Written instruction:
Go to the line that contains "Extract the structured" and extract it along with every line after it, exactly, through the end of the data below.

Task material:
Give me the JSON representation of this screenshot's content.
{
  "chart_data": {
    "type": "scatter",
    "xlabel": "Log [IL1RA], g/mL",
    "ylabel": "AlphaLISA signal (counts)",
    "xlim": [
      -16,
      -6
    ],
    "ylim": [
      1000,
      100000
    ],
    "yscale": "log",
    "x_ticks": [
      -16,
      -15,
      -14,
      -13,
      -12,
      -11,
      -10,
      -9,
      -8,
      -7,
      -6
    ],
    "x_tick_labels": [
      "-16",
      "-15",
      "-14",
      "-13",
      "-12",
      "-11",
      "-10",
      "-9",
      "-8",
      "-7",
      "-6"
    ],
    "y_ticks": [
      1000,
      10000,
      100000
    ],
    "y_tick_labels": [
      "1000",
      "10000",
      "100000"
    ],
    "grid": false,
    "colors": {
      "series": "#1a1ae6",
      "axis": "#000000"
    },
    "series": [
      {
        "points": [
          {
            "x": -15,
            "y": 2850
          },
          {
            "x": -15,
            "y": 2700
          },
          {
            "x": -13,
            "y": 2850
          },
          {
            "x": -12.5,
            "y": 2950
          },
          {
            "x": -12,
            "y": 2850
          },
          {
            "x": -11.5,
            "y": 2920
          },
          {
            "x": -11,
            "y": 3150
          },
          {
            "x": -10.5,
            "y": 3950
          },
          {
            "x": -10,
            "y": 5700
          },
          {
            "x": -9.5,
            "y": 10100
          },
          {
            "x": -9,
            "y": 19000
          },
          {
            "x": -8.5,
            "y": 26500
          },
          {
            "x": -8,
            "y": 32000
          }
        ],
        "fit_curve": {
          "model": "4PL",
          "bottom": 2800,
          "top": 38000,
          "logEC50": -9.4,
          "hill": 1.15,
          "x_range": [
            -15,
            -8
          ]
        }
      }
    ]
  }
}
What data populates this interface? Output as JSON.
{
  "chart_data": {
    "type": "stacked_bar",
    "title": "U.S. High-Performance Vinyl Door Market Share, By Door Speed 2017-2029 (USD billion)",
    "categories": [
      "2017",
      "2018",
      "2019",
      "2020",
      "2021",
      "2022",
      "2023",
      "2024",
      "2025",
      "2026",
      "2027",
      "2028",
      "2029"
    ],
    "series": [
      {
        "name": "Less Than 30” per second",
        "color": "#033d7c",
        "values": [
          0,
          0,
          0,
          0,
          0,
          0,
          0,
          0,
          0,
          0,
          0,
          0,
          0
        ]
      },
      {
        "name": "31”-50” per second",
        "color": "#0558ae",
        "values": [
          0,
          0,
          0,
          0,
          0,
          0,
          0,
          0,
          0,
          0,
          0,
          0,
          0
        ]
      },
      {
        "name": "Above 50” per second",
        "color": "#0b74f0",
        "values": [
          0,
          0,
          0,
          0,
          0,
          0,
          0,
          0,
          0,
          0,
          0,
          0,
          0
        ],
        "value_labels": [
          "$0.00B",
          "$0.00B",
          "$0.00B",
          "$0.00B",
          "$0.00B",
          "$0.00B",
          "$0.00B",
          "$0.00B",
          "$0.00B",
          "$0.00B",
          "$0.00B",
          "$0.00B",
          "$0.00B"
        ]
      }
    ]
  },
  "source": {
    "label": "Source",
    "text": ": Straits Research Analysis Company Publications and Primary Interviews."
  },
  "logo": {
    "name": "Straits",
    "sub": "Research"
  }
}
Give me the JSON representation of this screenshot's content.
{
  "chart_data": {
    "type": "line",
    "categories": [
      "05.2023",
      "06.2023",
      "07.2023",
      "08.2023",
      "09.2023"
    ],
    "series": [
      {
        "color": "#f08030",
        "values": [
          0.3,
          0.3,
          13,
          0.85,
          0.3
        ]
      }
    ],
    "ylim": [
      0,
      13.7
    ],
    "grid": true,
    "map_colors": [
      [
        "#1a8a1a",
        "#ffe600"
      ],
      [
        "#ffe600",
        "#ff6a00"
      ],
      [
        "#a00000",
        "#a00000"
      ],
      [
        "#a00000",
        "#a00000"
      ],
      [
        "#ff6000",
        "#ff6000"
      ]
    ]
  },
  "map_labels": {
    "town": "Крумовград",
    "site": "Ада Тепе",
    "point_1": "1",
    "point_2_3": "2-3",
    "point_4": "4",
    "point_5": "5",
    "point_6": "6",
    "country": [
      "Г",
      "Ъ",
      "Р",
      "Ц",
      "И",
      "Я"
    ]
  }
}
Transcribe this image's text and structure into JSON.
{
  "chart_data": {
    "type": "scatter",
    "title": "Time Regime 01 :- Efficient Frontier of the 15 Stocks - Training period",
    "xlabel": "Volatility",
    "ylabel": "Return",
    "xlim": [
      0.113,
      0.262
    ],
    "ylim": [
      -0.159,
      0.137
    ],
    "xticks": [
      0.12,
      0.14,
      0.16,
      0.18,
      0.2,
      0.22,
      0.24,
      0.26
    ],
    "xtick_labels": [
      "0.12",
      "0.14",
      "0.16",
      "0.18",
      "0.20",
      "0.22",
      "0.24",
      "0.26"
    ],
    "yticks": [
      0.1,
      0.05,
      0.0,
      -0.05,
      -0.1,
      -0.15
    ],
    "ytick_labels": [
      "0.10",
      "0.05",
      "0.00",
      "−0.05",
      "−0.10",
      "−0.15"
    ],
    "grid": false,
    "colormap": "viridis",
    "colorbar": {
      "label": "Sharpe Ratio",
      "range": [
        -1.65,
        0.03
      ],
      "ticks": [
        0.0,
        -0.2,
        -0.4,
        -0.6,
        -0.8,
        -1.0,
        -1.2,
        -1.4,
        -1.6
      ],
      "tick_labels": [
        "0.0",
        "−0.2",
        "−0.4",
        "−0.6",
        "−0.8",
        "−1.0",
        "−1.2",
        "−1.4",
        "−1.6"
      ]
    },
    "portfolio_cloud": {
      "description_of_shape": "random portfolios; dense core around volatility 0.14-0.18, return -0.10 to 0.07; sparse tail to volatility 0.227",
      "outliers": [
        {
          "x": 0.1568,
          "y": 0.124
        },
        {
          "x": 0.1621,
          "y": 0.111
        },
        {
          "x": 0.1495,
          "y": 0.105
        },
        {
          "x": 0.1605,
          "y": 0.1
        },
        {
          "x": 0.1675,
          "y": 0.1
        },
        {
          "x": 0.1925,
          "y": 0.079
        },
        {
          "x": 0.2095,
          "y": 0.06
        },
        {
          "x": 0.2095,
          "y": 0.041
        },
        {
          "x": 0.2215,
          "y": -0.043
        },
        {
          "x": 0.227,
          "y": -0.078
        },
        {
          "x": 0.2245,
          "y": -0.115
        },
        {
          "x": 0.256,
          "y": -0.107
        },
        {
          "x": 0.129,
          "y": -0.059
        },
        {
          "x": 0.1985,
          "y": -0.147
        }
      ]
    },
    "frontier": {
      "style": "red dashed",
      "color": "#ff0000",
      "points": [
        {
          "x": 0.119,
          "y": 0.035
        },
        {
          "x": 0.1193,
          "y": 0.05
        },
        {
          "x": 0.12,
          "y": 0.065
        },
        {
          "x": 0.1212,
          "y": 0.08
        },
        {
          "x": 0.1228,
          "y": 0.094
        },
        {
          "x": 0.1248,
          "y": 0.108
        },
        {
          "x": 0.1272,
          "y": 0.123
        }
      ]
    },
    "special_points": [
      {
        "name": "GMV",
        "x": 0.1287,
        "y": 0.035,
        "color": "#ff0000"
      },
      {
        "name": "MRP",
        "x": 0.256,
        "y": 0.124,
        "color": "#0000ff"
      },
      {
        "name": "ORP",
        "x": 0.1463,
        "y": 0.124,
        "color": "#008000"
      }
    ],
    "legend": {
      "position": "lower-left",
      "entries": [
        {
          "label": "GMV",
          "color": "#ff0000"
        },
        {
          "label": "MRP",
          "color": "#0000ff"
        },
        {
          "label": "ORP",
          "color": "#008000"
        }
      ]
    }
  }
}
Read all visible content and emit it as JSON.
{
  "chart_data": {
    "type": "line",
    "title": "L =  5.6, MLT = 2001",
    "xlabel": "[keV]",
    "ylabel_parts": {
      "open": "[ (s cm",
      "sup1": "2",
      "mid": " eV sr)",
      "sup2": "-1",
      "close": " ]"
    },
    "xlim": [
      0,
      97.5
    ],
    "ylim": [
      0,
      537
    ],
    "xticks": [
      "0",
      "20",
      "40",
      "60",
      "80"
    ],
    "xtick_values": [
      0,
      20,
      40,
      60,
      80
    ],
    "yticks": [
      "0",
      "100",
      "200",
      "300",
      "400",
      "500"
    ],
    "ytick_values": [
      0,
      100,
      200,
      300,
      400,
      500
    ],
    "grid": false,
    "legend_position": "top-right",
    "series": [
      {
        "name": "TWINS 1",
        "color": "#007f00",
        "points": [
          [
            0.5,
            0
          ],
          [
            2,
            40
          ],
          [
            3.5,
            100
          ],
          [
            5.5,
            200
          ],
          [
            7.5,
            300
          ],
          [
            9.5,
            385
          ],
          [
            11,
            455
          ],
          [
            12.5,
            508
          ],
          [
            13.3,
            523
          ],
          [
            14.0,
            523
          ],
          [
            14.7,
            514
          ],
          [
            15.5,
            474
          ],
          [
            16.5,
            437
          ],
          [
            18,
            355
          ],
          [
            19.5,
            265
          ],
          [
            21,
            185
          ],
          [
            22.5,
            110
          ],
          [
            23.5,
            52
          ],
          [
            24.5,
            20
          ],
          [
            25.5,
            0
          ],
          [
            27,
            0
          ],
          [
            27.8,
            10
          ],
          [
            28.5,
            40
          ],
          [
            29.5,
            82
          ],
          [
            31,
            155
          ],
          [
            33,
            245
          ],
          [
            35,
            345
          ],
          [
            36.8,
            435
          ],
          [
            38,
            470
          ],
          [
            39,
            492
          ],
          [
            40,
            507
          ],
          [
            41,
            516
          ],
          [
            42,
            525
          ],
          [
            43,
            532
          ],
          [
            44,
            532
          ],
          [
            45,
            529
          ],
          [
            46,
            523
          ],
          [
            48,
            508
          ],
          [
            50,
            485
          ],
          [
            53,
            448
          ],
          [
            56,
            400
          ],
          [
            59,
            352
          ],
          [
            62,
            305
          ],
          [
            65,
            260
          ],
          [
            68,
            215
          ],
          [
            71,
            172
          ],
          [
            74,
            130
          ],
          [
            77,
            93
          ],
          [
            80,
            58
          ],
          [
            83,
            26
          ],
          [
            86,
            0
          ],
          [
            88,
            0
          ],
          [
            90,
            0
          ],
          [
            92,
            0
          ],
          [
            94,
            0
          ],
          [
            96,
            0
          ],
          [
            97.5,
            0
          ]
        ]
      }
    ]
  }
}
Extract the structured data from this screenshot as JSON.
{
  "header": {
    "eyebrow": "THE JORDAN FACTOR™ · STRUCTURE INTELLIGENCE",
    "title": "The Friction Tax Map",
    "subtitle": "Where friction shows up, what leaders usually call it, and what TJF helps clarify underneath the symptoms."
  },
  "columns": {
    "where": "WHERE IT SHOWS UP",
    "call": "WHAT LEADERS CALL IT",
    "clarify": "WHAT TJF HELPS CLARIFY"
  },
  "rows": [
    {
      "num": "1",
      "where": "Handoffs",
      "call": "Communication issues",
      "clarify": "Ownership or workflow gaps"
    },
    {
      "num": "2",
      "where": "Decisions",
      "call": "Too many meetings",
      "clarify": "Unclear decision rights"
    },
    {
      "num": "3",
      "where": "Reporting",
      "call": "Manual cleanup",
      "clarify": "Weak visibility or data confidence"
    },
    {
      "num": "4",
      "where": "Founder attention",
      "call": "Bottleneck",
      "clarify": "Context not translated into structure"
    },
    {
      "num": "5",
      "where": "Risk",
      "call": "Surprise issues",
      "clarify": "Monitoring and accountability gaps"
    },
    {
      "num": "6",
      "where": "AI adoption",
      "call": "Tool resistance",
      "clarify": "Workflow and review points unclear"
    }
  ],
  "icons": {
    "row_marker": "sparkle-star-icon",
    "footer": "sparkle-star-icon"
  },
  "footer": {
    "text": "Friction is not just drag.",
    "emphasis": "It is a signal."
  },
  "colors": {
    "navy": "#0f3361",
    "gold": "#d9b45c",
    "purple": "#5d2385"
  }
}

Solution to the problem:
Extract the structured data from this screenshot as JSON.
{
  "header": {
    "eyebrow": "THE JORDAN FACTOR™ · STRUCTURE INTELLIGENCE",
    "title": "The Friction Tax Map",
    "subtitle": "Where friction shows up, what leaders usually call it, and what TJF helps clarify underneath the symptoms."
  },
  "columns": {
    "where": "WHERE IT SHOWS UP",
    "call": "WHAT LEADERS CALL IT",
    "clarify": "WHAT TJF HELPS CLARIFY"
  },
  "rows": [
    {
      "num": "1",
      "where": "Handoffs",
      "call": "Communication issues",
      "clarify": "Ownership or workflow gaps"
    },
    {
      "num": "2",
      "where": "Decisions",
      "call": "Too many meetings",
      "clarify": "Unclear decision rights"
    },
    {
      "num": "3",
      "where": "Reporting",
      "call": "Manual cleanup",
      "clarify": "Weak visibility or data confidence"
    },
    {
      "num": "4",
      "where": "Founder attention",
      "call": "Bottleneck",
      "clarify": "Context not translated into structure"
    },
    {
      "num": "5",
      "where": "Risk",
      "call": "Surprise issues",
      "clarify": "Monitoring and accountability gaps"
    },
    {
      "num": "6",
      "where": "AI adoption",
      "call": "Tool resistance",
      "clarify": "Workflow and review points unclear"
    }
  ],
  "icons": {
    "row_marker": "sparkle-star-icon",
    "footer": "sparkle-star-icon"
  },
  "footer": {
    "text": "Friction is not just drag.",
    "emphasis": "It is a signal."
  },
  "colors": {
    "navy": "#0f3361",
    "gold": "#d9b45c",
    "purple": "#5d2385"
  }
}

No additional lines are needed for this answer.